>> begin
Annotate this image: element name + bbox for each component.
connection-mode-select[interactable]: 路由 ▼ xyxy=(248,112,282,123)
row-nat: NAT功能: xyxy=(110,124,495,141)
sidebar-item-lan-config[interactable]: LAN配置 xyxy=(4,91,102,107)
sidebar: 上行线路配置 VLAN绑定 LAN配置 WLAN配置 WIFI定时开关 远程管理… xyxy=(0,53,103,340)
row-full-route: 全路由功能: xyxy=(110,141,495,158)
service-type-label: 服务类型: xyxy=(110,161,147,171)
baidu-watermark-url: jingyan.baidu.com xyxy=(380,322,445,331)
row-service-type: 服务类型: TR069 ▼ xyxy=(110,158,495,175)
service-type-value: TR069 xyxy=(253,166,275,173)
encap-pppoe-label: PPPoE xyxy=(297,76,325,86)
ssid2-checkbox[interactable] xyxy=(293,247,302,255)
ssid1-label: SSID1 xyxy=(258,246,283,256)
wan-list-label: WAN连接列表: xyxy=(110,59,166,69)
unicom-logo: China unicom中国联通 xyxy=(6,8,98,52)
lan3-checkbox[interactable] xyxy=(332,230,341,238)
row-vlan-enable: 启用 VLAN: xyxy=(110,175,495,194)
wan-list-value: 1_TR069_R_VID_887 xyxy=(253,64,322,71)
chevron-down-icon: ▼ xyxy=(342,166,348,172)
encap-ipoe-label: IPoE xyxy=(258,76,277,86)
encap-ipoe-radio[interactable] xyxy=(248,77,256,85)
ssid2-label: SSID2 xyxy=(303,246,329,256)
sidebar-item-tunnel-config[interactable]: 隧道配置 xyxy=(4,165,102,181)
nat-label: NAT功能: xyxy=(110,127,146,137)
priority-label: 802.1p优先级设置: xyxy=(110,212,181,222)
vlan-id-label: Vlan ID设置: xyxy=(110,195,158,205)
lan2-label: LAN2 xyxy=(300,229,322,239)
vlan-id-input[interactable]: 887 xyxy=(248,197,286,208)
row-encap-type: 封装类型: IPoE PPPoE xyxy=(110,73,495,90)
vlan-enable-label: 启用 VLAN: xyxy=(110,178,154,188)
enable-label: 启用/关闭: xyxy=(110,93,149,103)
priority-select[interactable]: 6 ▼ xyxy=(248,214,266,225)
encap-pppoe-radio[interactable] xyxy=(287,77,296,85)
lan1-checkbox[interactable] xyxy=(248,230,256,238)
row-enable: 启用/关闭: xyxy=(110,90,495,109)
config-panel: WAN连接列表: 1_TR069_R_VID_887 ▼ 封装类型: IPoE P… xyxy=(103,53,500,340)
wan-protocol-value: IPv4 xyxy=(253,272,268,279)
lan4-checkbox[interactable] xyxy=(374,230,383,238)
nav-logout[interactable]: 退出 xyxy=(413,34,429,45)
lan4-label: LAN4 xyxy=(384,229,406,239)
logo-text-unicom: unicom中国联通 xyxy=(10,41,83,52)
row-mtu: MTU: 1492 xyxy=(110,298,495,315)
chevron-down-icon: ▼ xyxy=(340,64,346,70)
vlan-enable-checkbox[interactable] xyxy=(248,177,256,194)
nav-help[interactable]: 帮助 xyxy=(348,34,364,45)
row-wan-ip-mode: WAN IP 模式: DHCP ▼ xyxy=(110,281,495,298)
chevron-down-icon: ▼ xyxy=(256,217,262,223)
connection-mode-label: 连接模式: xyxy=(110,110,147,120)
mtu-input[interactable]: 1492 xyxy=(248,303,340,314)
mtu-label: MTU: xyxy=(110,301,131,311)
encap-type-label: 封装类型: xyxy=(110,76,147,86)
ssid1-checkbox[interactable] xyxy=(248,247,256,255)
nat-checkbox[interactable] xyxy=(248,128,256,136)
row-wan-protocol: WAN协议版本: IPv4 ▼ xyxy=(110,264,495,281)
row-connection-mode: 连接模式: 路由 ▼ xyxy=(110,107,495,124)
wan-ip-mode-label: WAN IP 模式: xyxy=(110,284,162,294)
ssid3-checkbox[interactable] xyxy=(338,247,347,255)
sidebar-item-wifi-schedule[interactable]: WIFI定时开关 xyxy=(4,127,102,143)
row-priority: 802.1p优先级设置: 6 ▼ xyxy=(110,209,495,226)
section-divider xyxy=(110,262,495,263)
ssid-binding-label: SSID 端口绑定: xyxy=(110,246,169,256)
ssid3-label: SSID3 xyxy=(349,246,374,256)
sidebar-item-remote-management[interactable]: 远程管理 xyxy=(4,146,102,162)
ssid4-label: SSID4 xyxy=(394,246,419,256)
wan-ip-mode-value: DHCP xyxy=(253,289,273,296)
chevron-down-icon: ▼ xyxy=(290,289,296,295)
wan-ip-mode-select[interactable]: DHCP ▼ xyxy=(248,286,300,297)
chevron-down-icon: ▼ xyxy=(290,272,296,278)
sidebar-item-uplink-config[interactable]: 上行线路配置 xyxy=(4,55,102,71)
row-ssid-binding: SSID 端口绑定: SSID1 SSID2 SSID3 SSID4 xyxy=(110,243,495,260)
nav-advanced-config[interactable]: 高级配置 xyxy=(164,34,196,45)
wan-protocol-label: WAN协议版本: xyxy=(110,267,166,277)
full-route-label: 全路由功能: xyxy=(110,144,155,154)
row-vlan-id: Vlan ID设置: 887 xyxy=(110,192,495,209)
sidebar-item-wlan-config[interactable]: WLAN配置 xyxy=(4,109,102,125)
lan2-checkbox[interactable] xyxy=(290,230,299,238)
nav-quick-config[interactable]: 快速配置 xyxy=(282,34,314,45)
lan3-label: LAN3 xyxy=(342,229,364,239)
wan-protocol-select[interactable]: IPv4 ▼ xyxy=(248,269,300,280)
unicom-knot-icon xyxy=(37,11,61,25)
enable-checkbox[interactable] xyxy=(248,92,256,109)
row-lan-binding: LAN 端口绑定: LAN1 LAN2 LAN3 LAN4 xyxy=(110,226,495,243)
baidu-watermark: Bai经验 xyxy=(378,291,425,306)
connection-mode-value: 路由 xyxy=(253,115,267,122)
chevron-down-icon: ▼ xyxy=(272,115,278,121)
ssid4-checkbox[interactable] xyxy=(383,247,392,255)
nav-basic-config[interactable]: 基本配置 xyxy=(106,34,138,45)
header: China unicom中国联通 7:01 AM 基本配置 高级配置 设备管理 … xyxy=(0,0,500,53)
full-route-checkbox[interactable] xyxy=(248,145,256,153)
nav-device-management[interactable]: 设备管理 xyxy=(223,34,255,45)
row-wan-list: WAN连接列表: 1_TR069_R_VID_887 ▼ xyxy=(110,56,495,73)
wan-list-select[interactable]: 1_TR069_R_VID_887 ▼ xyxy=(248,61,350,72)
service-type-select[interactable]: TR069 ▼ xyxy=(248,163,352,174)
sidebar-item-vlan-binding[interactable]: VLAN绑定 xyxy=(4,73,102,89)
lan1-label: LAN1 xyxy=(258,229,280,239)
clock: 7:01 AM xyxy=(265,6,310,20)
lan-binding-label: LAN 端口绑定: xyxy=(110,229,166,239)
>> end
>> begin
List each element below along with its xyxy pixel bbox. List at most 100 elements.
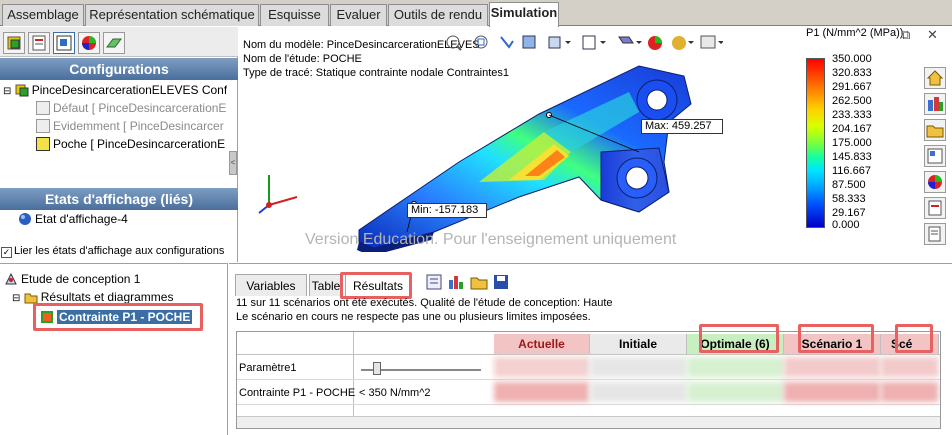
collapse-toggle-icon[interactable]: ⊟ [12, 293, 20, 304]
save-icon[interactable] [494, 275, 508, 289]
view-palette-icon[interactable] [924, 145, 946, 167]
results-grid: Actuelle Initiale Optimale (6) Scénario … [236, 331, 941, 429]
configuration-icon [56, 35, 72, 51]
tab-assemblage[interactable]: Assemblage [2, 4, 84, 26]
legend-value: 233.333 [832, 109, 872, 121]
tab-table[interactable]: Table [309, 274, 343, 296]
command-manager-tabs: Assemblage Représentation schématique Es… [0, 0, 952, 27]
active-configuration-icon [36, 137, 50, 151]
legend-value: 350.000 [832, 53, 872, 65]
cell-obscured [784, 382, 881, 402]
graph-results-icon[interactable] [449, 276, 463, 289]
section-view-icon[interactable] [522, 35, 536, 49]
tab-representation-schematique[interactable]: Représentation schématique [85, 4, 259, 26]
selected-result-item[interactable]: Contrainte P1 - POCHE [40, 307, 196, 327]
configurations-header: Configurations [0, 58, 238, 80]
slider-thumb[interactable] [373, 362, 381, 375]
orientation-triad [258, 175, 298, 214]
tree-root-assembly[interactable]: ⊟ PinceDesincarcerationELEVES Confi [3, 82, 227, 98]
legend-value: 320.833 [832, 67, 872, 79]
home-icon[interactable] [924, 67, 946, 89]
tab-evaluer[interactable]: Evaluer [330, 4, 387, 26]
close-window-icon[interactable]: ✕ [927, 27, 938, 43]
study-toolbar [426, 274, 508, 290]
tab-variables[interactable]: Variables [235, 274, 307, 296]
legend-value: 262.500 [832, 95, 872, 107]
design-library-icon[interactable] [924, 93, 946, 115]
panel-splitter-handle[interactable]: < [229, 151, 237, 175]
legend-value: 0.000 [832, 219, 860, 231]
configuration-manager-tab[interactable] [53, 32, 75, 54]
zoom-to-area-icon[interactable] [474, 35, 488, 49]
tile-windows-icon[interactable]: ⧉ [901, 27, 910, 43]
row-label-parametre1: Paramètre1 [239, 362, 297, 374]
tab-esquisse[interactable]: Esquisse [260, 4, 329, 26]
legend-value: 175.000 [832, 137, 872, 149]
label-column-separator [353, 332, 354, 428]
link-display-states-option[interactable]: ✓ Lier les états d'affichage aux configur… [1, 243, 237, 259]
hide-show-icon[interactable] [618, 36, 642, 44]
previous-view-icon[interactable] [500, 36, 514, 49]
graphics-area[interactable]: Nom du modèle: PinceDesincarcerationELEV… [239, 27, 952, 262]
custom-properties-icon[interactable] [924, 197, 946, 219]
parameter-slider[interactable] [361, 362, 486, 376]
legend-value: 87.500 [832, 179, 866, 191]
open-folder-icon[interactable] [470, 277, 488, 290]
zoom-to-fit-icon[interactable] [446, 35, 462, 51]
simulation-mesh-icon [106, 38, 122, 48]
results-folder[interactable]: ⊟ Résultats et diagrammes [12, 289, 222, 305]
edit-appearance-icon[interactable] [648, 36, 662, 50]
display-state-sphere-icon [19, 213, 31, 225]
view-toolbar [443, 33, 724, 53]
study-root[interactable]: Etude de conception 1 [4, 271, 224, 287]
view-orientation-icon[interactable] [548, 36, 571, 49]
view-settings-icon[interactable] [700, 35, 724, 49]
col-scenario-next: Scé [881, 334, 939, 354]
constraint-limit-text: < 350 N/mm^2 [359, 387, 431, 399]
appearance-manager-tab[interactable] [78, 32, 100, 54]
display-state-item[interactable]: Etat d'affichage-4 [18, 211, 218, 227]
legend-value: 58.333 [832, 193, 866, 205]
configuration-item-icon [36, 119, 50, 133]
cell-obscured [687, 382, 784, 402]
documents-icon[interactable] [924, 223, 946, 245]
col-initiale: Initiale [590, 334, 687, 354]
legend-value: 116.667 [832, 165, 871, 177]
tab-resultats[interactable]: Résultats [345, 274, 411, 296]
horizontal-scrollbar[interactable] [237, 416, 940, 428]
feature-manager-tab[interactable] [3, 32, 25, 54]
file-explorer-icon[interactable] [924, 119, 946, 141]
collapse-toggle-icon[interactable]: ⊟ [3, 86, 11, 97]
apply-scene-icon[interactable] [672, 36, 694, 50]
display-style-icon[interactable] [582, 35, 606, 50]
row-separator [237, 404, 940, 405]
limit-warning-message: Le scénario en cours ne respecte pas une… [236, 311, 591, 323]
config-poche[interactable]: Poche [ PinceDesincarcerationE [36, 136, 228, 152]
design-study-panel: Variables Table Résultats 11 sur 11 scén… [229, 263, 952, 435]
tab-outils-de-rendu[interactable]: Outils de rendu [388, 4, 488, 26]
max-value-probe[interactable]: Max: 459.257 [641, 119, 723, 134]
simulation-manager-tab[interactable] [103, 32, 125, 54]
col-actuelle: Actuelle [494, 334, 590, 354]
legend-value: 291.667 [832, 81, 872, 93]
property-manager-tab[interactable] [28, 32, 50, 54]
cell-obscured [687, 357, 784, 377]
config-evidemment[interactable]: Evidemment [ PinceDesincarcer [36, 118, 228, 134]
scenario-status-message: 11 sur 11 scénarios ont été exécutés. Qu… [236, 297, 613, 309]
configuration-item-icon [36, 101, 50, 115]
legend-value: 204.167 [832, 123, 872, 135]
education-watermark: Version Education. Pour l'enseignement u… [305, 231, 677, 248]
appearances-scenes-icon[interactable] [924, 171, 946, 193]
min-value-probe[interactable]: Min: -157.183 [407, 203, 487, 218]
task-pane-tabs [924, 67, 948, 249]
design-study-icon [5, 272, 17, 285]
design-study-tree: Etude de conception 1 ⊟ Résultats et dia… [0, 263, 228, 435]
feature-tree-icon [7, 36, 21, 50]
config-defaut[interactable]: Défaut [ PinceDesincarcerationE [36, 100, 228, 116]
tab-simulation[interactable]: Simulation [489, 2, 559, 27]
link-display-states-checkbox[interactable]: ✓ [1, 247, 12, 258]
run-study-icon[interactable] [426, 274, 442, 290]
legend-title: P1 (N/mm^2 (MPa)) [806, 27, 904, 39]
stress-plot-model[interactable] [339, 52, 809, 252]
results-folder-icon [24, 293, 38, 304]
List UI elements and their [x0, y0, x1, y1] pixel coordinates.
>> end
>> begin
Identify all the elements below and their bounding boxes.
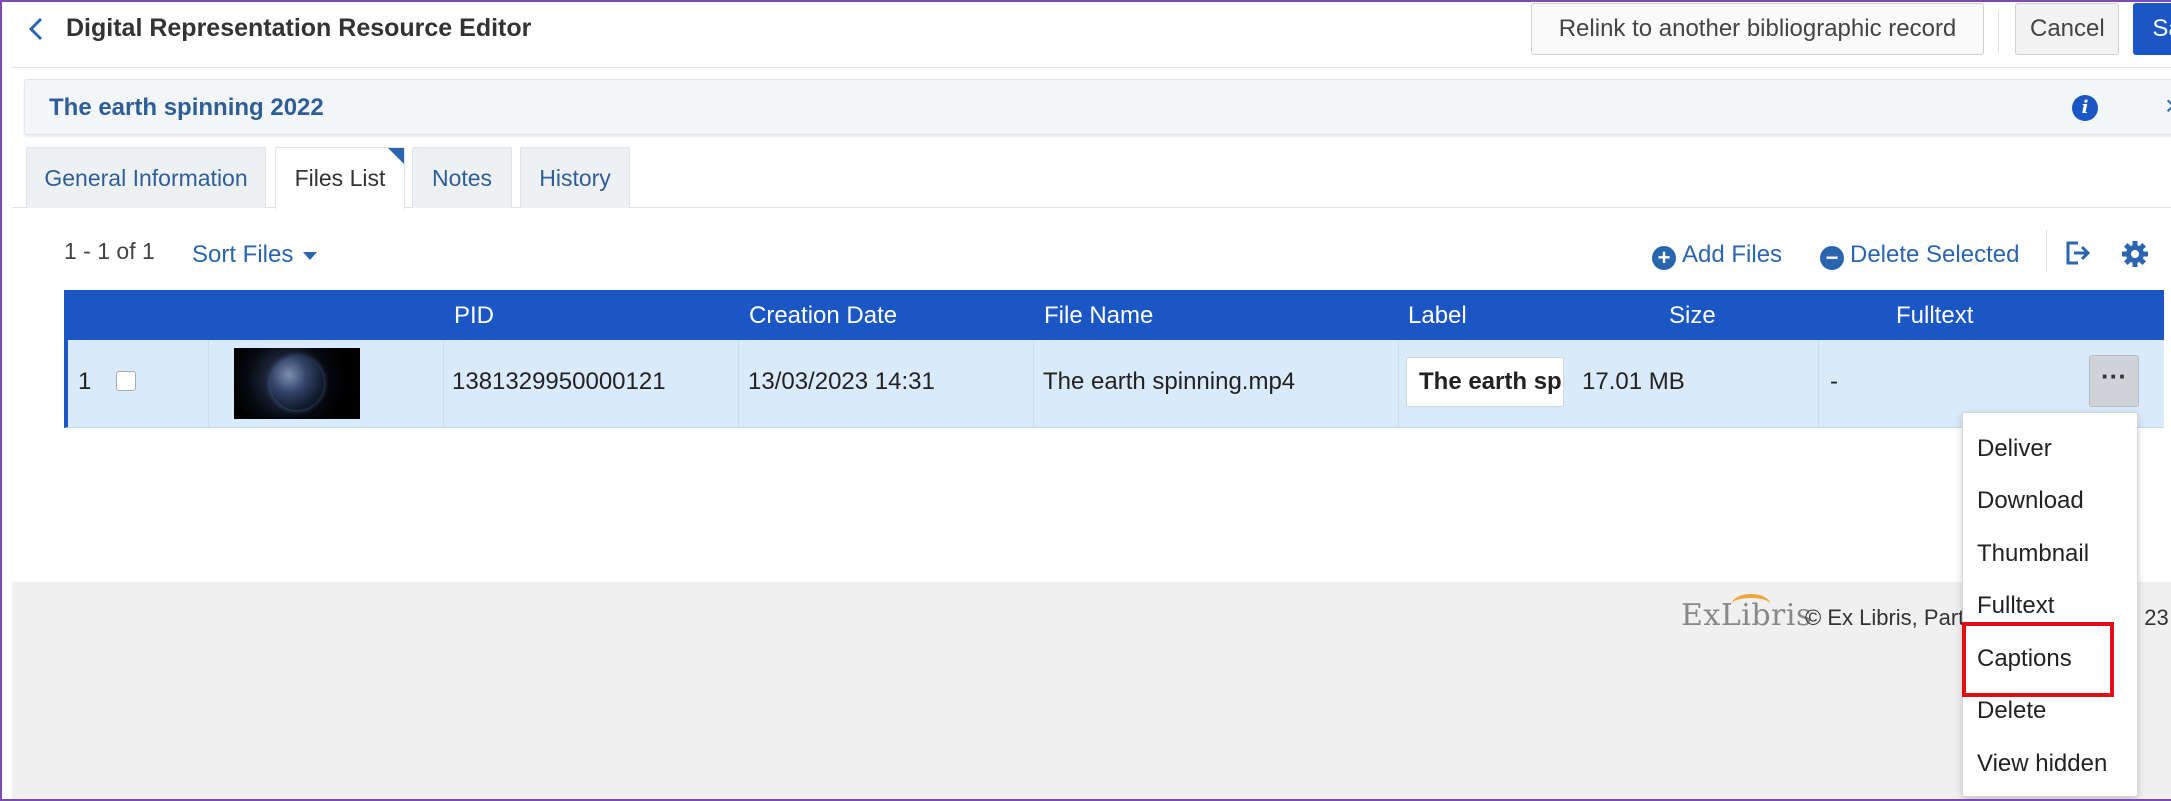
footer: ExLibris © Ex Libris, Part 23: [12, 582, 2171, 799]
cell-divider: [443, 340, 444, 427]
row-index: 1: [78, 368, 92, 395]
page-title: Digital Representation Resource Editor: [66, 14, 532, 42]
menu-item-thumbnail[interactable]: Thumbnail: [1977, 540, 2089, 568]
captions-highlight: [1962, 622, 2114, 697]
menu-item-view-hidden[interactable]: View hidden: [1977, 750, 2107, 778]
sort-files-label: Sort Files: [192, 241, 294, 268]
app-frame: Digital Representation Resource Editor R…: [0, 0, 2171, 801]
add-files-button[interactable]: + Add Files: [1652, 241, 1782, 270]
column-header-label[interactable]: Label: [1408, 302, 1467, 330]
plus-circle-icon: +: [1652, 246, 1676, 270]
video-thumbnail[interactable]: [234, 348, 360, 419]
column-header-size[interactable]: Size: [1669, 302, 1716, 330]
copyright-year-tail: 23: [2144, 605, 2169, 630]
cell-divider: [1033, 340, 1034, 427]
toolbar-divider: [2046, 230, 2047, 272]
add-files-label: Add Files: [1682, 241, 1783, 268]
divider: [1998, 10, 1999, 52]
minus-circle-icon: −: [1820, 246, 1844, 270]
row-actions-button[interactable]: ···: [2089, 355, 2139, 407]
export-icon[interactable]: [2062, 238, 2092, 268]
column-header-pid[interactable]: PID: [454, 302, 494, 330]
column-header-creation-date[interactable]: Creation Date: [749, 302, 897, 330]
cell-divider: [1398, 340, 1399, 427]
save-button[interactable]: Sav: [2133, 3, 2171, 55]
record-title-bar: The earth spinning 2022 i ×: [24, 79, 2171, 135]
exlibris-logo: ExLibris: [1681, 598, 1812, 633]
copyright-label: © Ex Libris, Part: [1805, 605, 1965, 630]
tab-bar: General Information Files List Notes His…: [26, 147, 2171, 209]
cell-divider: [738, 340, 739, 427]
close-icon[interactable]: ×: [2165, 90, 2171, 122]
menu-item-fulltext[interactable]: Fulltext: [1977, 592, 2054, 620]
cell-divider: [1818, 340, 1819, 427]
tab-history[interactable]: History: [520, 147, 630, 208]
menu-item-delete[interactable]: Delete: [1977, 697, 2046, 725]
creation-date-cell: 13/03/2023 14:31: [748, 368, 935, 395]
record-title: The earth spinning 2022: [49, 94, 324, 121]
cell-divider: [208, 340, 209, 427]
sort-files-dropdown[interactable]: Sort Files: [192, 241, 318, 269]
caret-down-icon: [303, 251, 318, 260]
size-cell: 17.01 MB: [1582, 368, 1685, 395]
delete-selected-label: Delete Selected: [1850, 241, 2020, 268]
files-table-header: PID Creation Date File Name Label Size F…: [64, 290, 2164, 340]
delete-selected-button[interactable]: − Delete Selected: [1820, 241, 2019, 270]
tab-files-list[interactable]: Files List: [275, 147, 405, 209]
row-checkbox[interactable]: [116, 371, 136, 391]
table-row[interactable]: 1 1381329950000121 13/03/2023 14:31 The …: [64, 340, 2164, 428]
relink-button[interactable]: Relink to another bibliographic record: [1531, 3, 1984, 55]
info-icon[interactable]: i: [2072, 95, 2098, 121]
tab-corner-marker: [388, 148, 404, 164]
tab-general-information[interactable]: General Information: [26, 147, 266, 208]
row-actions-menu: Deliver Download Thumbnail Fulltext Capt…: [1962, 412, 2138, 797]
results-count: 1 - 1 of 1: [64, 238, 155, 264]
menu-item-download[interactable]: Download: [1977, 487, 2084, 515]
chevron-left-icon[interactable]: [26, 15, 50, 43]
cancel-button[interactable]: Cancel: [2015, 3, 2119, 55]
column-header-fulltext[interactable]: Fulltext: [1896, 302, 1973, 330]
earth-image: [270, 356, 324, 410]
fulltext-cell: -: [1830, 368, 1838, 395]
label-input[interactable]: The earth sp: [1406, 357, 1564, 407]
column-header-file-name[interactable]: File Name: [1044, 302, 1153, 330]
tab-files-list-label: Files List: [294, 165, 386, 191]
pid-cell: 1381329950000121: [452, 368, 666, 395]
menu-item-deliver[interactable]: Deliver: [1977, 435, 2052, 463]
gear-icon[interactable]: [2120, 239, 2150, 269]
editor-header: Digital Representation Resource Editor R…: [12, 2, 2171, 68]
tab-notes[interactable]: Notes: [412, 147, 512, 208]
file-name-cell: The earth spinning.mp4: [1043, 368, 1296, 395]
>> end
_Exercise prompt_: Copy out the rows that run from the line containing "collapse-toggle-icon[interactable]: ⊟ [12, 293, 20, 304]" through the line containing "legend-value: 320.833 [832, 67, 872, 79]", including both of those lines, and reproduce them without any change.

_Reply_:
collapse-toggle-icon[interactable]: ⊟ [12, 293, 20, 304]
save-icon[interactable] [494, 275, 508, 289]
view-palette-icon[interactable] [924, 145, 946, 167]
results-grid: Actuelle Initiale Optimale (6) Scénario … [236, 331, 941, 429]
configuration-icon [56, 35, 72, 51]
tab-assemblage[interactable]: Assemblage [2, 4, 84, 26]
legend-value: 233.333 [832, 109, 872, 121]
tab-table[interactable]: Table [309, 274, 343, 296]
command-manager-tabs: Assemblage Représentation schématique Es… [0, 0, 952, 27]
active-configuration-icon [36, 137, 50, 151]
legend-value: 350.000 [832, 53, 872, 65]
cell-obscured [784, 382, 881, 402]
graph-results-icon[interactable] [449, 276, 463, 289]
section-view-icon[interactable] [522, 35, 536, 49]
tab-representation-schematique[interactable]: Représentation schématique [85, 4, 259, 26]
selected-result-item[interactable]: Contrainte P1 - POCHE [40, 307, 196, 327]
configurations-header: Configurations [0, 58, 238, 80]
slider-thumb[interactable] [373, 362, 381, 375]
orientation-triad [258, 175, 298, 214]
tree-root-assembly[interactable]: ⊟ PinceDesincarcerationELEVES Confi [3, 82, 227, 98]
legend-value: 320.833 [832, 67, 872, 79]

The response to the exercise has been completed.